Search the records below for the word "JSON". Pull out each line that has it.

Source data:
---

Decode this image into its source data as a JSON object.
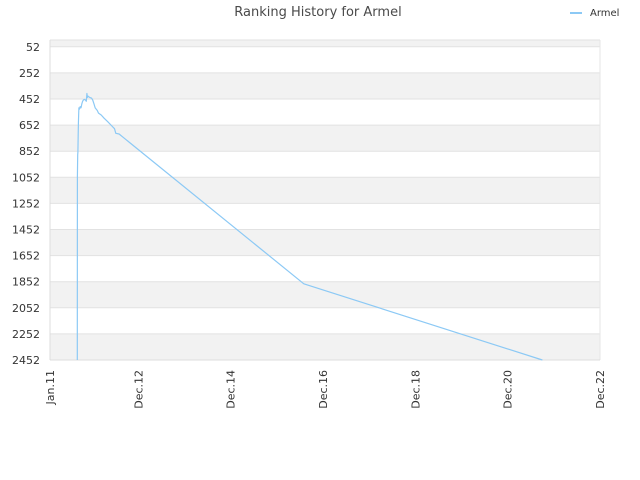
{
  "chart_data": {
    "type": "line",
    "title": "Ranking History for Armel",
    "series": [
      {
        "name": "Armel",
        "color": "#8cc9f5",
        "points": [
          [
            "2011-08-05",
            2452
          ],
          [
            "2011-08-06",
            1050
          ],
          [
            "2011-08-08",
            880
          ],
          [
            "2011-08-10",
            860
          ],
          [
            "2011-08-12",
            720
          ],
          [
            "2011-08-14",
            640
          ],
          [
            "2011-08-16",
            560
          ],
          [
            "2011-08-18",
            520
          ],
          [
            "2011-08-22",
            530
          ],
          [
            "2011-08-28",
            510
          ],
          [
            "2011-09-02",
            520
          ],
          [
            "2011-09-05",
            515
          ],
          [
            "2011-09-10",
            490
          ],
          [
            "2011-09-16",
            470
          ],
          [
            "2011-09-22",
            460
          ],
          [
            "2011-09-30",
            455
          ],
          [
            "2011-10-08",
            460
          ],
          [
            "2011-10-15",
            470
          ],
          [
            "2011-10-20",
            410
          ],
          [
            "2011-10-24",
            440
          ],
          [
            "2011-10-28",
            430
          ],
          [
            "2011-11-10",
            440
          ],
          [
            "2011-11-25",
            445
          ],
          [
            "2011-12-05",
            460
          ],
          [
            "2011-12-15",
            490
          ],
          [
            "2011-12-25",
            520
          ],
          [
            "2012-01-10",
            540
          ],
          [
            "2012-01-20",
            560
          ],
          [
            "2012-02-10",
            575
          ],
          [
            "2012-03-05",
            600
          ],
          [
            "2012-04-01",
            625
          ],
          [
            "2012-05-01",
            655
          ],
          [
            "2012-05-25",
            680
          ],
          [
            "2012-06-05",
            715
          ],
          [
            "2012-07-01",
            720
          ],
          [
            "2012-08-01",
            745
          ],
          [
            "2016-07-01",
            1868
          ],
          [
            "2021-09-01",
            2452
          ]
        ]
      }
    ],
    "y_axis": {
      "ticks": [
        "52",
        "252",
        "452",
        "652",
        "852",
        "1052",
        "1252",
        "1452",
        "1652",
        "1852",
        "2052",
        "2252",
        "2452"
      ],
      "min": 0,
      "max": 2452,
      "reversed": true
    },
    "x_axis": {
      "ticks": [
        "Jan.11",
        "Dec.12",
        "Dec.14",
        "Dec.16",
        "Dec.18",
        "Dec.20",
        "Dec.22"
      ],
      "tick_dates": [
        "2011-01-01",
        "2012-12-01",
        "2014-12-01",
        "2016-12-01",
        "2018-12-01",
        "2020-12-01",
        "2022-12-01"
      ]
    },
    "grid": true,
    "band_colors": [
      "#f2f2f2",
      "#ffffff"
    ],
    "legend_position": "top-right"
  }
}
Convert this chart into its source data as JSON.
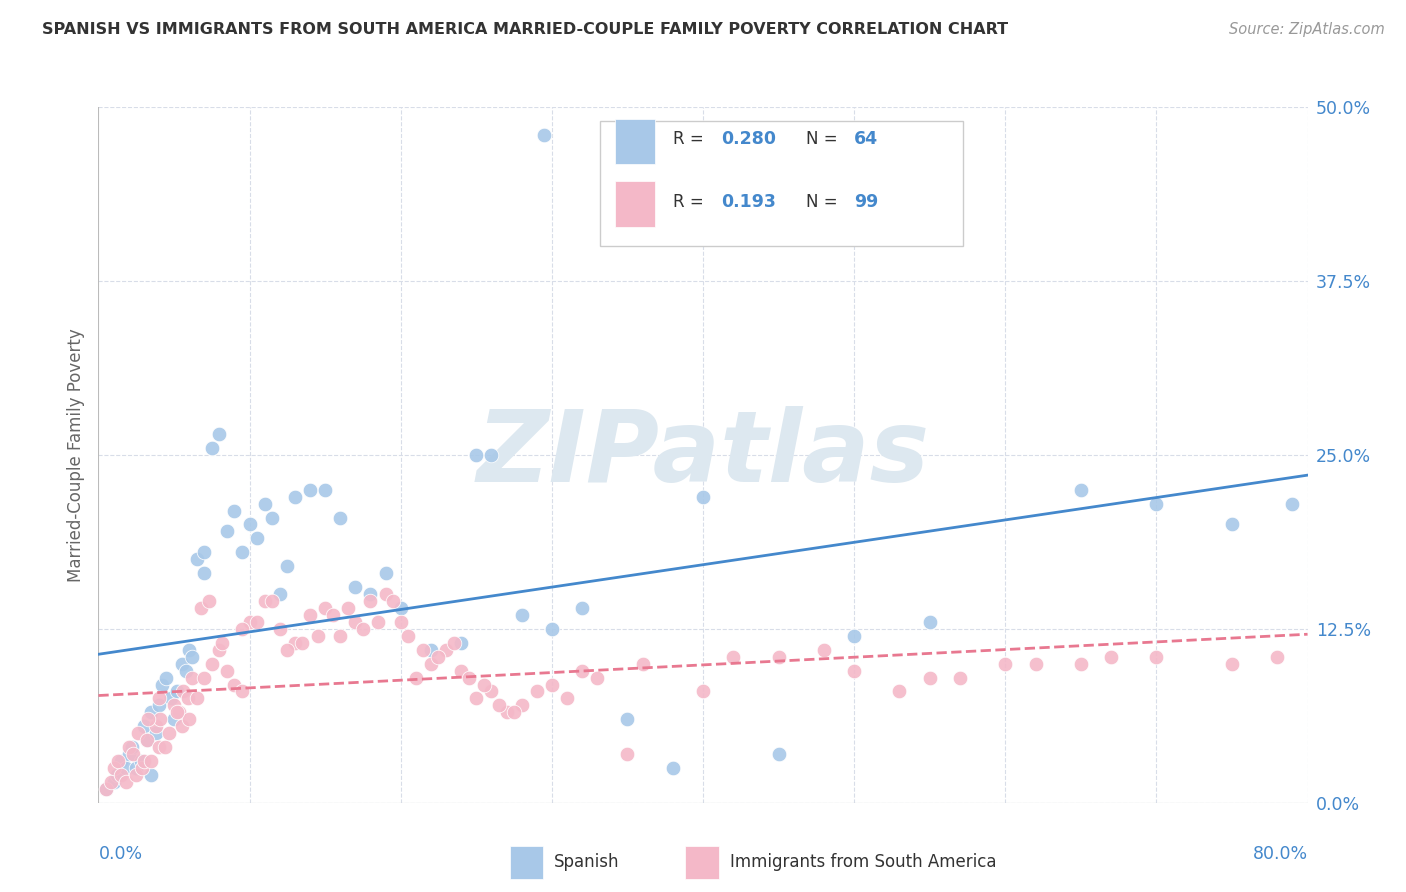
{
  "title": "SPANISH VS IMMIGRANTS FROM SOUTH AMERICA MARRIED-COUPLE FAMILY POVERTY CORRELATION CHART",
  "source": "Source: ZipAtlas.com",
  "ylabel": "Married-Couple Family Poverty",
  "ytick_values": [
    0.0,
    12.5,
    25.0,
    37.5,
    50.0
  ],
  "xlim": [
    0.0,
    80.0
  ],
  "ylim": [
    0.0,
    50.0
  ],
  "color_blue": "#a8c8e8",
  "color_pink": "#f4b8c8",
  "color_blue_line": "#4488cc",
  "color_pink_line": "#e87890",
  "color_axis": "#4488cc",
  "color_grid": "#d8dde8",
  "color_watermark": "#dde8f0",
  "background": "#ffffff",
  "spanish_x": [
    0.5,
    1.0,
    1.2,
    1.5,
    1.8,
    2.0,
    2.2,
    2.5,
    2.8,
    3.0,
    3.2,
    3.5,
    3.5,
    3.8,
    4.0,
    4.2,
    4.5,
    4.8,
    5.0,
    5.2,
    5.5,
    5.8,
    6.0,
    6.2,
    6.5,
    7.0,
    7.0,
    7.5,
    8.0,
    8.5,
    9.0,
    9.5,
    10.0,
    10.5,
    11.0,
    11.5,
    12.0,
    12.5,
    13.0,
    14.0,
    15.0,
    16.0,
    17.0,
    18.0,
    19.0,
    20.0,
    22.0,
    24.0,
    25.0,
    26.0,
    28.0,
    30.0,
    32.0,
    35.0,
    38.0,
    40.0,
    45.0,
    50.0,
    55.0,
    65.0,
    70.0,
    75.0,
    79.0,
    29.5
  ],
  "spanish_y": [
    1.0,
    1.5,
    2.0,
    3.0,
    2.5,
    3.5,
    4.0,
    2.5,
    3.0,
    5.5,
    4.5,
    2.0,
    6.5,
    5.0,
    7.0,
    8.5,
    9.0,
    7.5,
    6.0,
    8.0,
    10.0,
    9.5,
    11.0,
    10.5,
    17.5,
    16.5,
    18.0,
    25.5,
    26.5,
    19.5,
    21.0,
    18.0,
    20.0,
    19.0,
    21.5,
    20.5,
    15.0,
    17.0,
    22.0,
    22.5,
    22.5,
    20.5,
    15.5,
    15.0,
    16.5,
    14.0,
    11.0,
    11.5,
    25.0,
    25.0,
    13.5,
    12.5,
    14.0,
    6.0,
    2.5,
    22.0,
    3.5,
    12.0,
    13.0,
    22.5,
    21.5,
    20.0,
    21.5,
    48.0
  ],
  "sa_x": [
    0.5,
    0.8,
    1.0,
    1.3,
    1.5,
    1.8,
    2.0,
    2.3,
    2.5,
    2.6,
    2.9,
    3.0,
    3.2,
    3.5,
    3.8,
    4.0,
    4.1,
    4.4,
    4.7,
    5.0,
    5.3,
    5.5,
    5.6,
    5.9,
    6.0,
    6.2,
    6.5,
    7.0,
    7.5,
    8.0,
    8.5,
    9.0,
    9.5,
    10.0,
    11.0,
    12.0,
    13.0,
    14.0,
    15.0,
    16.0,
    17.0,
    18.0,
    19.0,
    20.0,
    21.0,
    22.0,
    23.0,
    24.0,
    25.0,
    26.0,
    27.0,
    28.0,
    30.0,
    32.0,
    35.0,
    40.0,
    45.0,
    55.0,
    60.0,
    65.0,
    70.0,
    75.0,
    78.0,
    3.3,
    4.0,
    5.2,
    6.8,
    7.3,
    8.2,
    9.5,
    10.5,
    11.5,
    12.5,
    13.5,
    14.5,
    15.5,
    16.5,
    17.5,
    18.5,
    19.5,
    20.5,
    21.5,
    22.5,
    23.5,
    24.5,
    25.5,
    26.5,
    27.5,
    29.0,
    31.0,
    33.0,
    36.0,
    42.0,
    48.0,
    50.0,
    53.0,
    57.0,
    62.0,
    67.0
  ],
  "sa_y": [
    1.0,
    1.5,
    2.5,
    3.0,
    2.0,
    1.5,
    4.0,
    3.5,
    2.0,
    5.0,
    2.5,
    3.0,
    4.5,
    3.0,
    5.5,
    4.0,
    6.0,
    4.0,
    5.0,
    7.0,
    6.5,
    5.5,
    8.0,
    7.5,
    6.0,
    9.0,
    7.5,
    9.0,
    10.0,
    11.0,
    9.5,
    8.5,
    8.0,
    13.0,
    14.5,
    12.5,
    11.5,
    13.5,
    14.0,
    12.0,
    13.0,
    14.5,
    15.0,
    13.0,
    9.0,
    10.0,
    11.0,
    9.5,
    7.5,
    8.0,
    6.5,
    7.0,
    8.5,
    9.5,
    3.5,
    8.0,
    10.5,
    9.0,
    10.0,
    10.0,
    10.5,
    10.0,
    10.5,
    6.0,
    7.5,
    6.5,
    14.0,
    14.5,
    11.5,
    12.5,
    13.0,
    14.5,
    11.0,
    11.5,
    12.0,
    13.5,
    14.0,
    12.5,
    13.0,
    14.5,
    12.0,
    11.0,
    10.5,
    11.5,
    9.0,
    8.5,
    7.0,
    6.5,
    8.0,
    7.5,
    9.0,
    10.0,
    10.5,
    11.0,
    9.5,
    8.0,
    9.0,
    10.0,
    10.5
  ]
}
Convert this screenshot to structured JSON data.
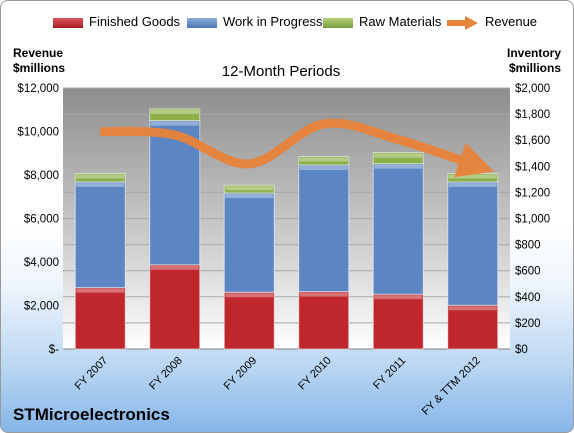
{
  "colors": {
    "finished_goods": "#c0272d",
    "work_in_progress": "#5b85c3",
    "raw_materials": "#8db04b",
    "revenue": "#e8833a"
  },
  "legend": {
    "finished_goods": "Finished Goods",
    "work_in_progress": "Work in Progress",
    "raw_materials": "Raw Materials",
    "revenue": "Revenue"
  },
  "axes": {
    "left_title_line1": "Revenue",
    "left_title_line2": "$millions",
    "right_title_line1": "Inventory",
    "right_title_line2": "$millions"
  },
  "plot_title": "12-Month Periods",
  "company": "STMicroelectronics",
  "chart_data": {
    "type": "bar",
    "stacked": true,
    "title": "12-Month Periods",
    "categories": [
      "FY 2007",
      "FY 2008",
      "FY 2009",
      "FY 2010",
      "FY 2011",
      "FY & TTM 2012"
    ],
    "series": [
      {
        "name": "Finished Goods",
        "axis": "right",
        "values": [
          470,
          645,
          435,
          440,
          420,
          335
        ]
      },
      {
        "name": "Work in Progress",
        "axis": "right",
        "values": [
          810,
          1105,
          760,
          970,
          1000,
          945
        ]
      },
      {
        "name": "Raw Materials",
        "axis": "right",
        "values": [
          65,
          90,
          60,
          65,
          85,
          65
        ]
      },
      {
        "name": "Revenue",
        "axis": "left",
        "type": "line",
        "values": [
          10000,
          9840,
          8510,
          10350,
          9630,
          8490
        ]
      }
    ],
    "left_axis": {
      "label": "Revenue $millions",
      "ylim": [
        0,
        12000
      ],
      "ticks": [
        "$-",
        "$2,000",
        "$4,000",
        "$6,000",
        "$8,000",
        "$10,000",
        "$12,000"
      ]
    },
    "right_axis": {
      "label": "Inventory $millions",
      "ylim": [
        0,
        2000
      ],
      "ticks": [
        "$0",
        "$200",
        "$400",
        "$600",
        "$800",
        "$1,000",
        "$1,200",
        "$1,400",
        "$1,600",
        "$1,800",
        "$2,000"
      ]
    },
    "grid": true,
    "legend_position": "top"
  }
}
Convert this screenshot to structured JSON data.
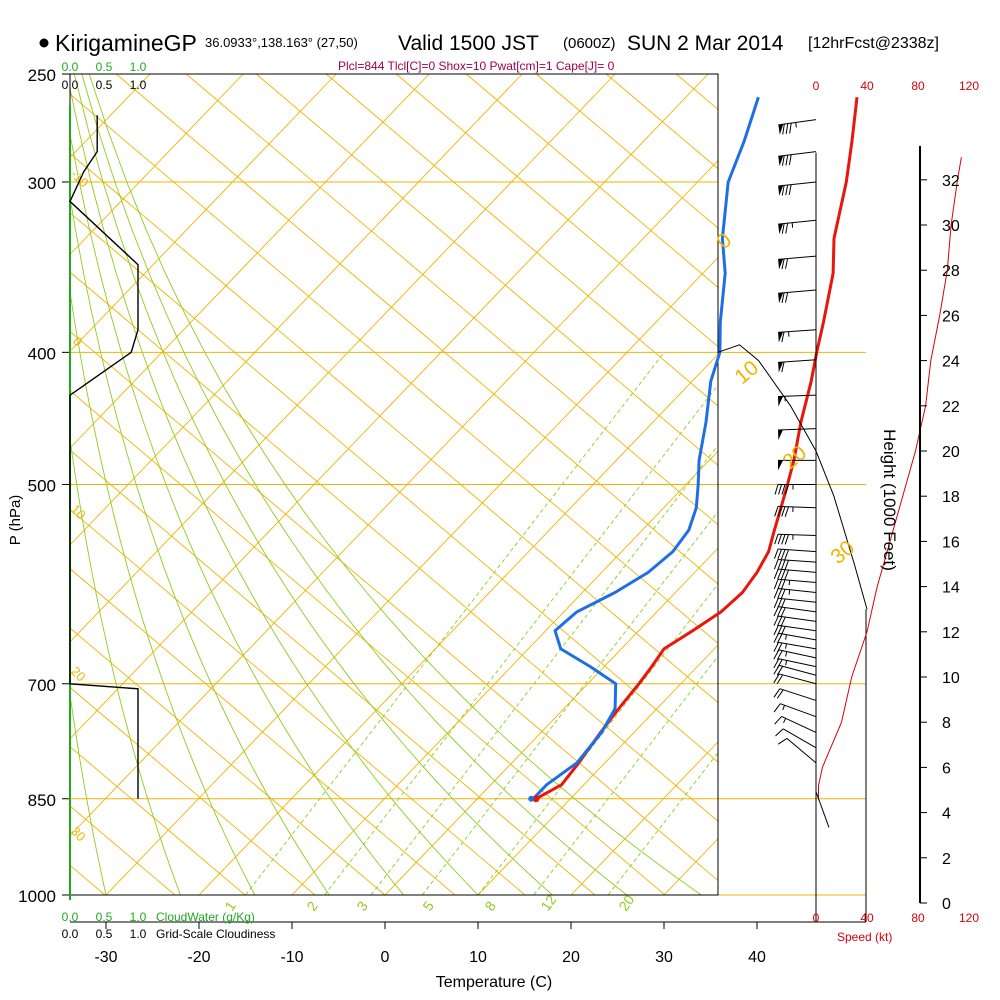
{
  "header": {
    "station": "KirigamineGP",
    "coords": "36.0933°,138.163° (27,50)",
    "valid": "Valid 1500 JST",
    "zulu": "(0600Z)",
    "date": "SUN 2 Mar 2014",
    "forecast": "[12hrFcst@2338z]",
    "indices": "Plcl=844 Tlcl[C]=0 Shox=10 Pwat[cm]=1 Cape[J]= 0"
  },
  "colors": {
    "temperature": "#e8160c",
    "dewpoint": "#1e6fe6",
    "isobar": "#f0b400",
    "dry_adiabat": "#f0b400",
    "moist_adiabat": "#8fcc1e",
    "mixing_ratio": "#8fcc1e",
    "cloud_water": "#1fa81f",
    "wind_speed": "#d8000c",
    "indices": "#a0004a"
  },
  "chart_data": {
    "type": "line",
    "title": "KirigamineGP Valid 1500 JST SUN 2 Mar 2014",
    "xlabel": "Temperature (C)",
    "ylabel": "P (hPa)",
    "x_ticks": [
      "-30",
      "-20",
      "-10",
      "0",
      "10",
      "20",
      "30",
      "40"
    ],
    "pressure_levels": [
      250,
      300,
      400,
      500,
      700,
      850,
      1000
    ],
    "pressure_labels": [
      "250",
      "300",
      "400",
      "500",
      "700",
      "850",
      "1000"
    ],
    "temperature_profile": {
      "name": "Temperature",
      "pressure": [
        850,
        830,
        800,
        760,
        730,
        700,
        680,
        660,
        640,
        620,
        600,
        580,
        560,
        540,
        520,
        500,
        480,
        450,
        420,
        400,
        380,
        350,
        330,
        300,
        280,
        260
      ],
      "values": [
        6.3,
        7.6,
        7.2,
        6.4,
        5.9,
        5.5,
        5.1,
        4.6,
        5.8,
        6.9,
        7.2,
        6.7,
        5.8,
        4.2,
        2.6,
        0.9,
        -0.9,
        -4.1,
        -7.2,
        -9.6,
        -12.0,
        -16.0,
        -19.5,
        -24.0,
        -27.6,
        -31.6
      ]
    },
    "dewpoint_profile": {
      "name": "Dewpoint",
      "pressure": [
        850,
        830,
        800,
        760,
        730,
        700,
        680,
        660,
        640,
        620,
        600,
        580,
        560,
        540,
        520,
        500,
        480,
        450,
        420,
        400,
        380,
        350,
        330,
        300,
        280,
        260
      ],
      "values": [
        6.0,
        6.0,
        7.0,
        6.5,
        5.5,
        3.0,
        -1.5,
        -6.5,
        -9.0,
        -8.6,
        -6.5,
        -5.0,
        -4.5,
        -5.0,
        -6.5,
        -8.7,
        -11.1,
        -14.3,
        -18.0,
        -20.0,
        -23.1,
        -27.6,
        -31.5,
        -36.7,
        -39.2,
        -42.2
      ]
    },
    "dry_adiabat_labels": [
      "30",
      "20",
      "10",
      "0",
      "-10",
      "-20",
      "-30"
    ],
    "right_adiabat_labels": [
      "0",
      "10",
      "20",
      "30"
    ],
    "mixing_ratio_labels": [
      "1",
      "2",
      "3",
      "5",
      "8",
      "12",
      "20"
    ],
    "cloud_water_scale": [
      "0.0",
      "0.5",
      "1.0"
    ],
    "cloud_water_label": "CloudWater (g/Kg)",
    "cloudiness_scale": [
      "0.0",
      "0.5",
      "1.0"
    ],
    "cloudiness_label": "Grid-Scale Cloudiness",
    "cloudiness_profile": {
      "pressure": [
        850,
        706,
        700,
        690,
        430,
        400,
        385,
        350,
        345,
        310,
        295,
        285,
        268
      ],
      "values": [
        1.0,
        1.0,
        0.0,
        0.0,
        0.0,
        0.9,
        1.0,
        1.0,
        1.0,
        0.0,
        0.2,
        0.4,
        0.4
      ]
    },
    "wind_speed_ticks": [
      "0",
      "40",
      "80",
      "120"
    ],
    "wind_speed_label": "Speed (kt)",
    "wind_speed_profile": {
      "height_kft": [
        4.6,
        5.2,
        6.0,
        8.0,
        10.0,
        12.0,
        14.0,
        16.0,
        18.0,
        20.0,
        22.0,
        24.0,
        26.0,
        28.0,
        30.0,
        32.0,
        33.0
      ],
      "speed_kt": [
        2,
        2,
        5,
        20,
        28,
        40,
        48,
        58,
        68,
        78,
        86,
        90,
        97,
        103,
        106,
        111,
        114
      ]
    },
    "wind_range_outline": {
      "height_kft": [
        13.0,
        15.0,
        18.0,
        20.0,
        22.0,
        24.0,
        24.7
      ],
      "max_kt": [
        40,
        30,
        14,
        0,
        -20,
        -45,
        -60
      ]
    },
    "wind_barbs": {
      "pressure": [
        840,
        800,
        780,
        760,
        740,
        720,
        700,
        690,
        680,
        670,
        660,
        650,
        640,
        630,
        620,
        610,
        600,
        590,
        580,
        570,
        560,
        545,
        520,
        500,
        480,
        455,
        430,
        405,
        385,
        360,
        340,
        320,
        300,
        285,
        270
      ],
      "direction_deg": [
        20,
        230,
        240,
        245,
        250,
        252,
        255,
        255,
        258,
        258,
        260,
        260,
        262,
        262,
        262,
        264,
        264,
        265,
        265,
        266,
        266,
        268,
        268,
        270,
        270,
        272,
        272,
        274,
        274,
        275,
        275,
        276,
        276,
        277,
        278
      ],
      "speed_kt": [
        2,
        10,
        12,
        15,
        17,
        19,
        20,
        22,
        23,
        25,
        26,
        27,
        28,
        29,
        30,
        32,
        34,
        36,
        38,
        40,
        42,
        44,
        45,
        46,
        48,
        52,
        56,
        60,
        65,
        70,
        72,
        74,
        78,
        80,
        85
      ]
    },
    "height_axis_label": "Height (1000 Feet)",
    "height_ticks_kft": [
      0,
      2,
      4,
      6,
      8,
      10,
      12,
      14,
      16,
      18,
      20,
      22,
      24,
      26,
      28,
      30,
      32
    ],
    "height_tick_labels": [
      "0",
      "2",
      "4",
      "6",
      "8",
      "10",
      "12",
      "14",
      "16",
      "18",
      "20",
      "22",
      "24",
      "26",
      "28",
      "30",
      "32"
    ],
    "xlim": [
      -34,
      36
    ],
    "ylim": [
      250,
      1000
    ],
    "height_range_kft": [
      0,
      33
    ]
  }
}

---

**Answer:**
Decode this image into its source data as a JSON object.
Convert this chart into its source data as JSON.
Convert this screenshot to structured JSON data.
Convert this screenshot to structured JSON data.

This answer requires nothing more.